(Records from a data collection)
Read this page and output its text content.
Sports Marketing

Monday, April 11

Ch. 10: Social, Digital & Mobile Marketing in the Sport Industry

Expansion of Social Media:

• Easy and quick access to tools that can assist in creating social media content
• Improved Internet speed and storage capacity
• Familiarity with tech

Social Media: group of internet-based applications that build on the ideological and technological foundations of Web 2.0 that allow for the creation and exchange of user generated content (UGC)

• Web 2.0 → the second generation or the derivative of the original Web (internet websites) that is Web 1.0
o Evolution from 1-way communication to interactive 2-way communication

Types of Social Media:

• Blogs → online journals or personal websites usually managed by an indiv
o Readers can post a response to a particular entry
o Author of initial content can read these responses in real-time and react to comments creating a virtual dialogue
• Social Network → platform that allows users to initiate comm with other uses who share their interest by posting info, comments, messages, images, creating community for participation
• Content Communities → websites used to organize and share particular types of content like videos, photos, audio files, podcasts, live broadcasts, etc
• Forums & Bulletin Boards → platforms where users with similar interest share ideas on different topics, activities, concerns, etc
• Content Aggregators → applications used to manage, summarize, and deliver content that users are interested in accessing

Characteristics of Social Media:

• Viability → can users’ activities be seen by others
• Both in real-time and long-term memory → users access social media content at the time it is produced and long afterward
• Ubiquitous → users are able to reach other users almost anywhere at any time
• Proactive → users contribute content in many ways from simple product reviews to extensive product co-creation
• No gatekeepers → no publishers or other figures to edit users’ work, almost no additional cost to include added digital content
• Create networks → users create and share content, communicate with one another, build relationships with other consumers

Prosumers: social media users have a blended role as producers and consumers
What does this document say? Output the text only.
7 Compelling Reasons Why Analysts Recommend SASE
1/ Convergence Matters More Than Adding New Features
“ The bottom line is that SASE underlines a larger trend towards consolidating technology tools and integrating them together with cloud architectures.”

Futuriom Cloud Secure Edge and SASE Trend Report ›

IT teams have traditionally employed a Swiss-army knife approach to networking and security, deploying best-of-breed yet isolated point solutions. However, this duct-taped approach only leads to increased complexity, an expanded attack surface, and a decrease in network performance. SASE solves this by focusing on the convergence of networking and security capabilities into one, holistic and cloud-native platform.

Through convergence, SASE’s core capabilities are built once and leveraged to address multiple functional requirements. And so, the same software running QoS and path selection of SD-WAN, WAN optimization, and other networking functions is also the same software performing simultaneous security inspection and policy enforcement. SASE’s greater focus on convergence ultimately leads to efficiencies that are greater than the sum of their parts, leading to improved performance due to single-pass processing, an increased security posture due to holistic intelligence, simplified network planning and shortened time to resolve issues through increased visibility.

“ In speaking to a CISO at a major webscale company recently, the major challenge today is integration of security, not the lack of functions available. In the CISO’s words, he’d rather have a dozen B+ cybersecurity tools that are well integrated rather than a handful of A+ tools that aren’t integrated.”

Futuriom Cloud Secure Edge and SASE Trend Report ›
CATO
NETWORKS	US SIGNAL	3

==

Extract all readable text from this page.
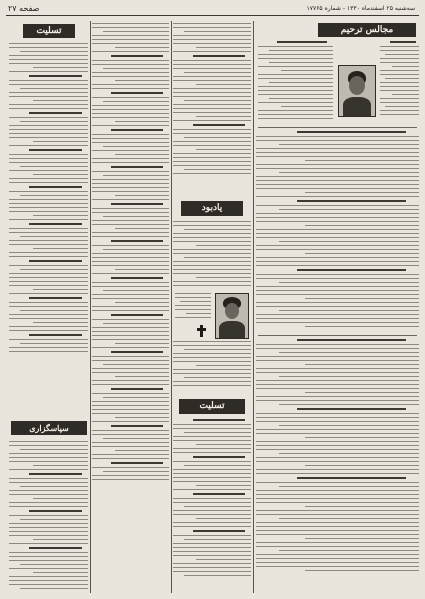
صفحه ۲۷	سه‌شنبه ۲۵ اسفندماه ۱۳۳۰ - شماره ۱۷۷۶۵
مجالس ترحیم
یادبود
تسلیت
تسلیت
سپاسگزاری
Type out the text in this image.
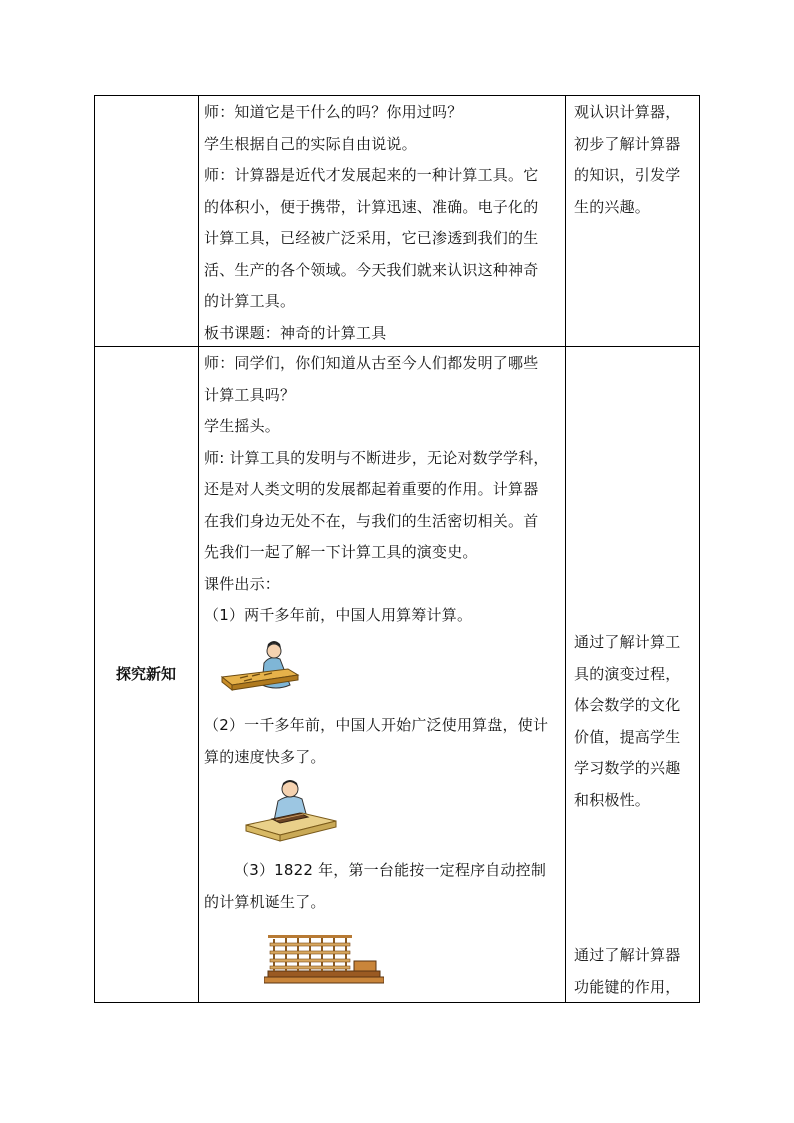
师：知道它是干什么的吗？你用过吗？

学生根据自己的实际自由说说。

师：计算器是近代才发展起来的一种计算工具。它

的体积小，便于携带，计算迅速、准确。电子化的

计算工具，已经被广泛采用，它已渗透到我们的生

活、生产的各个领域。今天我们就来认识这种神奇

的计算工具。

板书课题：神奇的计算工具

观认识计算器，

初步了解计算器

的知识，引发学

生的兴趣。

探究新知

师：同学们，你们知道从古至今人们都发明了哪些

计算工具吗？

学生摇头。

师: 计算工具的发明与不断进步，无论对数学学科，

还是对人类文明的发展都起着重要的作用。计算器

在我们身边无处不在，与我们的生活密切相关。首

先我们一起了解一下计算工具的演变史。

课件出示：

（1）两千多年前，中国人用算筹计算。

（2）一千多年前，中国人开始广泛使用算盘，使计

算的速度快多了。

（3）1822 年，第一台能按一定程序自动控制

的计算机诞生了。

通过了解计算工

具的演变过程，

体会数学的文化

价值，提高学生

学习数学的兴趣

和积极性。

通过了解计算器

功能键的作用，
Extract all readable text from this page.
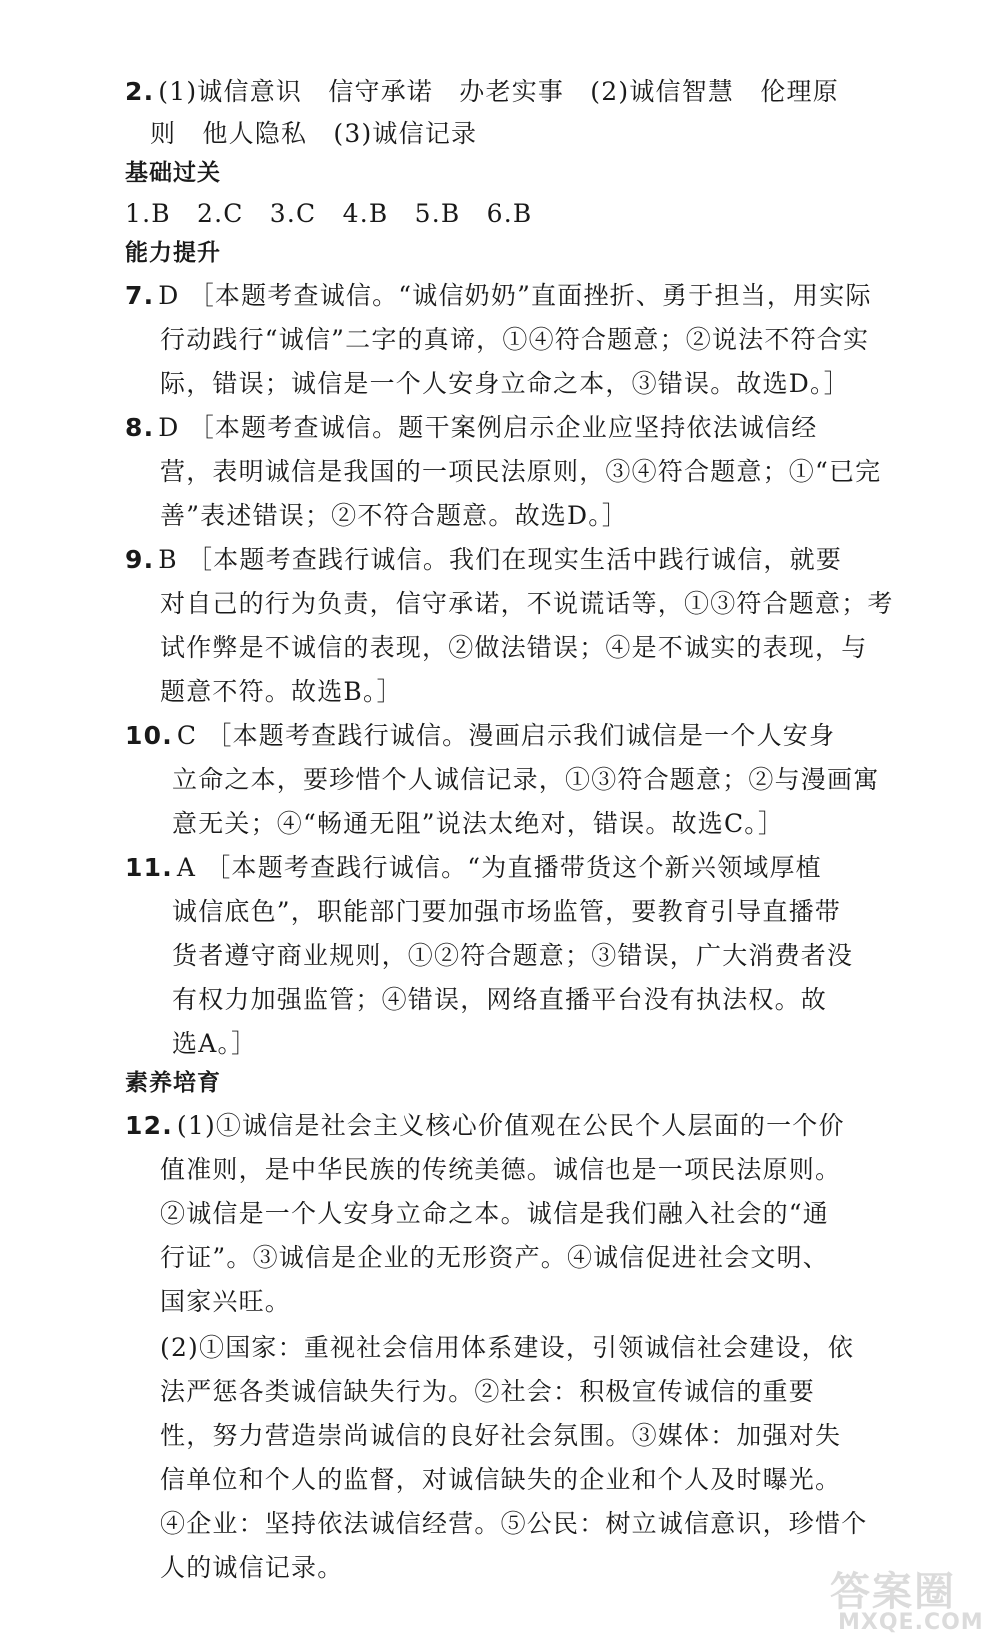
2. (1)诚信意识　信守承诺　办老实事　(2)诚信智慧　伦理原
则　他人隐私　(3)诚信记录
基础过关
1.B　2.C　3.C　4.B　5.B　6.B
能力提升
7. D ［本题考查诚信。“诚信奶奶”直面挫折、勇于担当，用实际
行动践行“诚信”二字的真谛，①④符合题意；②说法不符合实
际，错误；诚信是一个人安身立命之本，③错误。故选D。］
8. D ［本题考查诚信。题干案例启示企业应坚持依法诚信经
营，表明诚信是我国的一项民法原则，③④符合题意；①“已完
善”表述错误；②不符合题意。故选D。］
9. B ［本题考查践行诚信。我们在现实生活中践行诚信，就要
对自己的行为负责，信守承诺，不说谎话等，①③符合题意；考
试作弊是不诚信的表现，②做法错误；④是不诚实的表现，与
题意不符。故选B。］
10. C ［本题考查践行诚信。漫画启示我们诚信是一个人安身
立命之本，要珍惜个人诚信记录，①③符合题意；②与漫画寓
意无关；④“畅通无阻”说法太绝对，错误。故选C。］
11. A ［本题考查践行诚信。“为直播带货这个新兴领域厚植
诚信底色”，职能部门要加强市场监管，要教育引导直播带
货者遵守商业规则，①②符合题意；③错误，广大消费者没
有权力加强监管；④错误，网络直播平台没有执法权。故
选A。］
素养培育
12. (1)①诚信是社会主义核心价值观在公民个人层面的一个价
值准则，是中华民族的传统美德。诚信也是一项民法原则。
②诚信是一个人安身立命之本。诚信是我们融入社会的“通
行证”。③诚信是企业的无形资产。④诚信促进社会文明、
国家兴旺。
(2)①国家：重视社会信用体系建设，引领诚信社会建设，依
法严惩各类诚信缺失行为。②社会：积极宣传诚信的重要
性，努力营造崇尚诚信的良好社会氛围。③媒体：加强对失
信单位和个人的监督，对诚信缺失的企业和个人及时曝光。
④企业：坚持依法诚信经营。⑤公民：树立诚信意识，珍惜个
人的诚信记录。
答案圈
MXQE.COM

==

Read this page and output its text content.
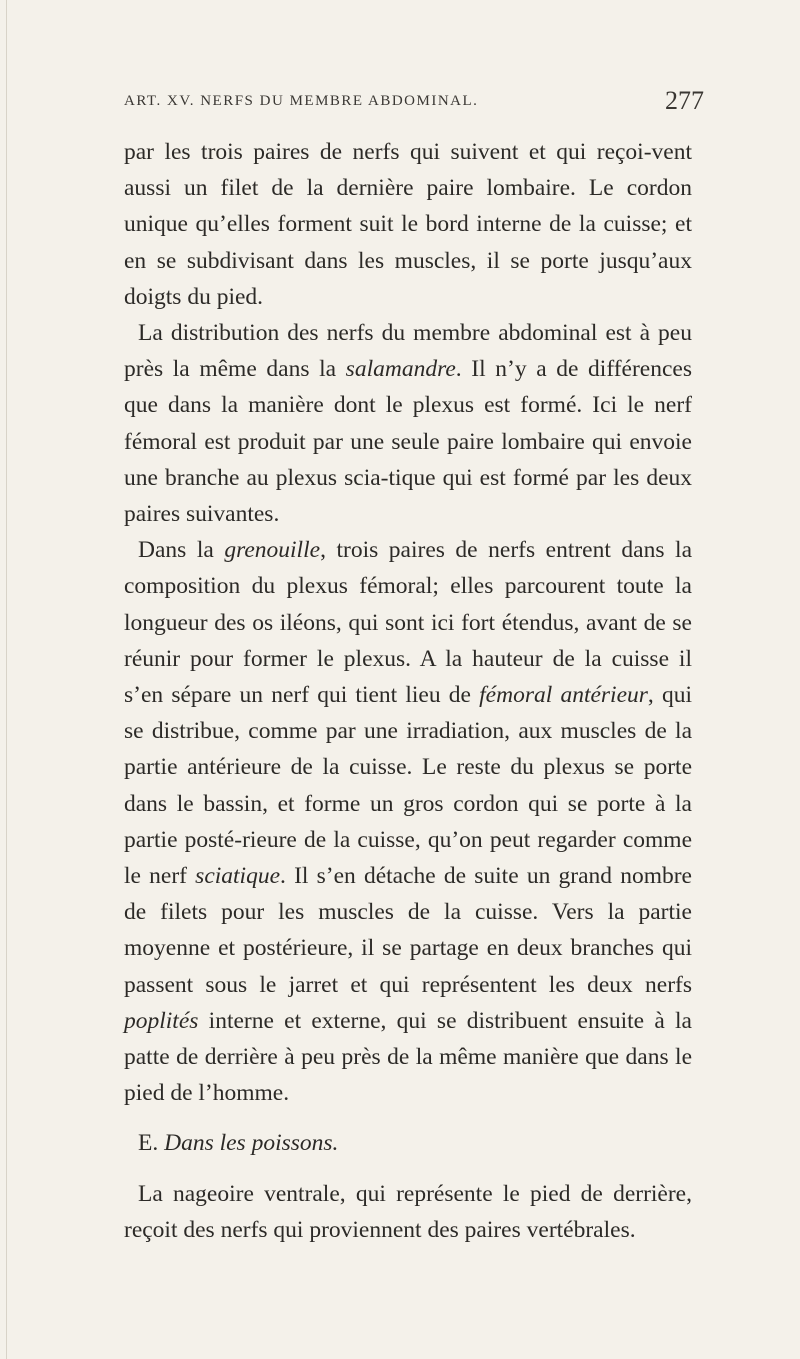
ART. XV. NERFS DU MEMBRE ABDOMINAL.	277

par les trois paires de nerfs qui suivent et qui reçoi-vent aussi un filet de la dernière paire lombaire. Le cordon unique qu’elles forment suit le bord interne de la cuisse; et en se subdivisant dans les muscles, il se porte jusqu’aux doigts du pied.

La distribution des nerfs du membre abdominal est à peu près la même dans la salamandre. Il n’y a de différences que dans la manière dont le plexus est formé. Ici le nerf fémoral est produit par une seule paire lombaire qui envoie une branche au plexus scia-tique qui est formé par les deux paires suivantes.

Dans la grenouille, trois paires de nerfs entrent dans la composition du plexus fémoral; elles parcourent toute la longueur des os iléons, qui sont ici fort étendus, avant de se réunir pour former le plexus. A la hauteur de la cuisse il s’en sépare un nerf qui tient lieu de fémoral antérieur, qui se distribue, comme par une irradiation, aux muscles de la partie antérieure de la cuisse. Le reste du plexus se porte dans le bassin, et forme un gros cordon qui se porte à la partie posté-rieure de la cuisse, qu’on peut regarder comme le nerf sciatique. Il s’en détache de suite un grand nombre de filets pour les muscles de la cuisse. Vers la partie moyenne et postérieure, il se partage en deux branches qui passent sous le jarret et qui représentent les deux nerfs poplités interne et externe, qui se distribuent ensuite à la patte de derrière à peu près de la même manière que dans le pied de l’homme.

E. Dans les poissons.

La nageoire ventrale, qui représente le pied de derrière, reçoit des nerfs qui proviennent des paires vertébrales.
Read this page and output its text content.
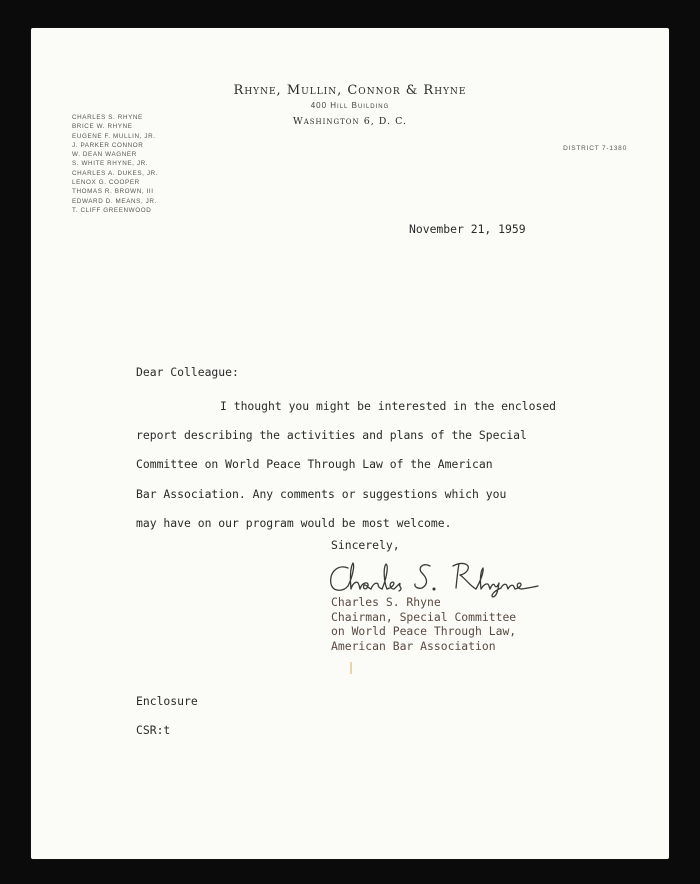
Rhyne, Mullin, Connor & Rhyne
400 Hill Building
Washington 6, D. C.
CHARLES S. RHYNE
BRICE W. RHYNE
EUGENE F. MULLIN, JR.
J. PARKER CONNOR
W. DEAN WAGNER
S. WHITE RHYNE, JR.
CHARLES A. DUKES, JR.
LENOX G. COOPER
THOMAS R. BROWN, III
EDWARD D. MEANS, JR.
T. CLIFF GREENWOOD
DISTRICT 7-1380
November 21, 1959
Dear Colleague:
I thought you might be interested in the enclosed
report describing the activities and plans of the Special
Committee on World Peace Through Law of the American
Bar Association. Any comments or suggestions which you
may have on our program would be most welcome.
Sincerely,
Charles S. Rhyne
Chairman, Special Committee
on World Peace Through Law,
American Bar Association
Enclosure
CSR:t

**SET PROBLEM**:
Using the records above, copy every line that has the word "Association" in it.

**IN RESPONSE**:
Bar Association. Any comments or suggestions which you
American Bar Association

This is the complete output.